- Requirements: Copy each line containing the word "INCIDENCIA" from the records that follow, please.

Dataset rows about figures:
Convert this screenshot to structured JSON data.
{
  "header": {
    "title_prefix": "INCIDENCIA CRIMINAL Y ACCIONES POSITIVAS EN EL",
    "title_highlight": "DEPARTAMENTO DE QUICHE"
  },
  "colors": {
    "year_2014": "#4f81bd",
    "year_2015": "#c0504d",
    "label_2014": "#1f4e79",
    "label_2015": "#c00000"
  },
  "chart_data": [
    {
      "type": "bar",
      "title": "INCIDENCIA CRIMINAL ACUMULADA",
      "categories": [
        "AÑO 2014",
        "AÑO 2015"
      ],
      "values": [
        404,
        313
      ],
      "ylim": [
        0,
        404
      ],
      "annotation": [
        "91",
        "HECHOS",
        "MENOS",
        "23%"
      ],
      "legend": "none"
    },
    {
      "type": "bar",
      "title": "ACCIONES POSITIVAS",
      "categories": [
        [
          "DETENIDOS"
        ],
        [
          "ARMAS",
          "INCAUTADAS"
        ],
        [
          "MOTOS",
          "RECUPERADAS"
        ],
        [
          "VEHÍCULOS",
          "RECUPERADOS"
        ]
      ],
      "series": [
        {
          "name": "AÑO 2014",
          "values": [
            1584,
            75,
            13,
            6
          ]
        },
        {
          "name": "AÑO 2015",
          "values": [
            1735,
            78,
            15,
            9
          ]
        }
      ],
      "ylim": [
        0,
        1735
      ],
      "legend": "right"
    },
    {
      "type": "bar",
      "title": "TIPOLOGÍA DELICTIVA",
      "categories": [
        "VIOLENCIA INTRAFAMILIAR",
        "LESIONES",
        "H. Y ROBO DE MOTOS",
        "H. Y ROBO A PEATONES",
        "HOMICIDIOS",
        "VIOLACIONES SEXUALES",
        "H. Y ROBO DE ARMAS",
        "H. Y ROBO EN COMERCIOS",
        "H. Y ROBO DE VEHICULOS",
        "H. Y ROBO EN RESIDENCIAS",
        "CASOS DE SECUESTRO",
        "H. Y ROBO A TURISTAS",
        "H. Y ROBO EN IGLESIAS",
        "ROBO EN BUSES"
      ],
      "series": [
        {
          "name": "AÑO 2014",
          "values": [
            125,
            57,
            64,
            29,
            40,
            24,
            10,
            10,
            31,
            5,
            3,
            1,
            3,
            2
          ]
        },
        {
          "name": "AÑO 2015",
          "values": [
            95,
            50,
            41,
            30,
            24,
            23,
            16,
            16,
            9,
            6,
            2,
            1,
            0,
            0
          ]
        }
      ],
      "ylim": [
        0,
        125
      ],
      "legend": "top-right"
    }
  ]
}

- Finished answer:
    "title_prefix": "INCIDENCIA CRIMINAL Y ACCIONES POSITIVAS EN EL",
      "title": "INCIDENCIA CRIMINAL ACUMULADA",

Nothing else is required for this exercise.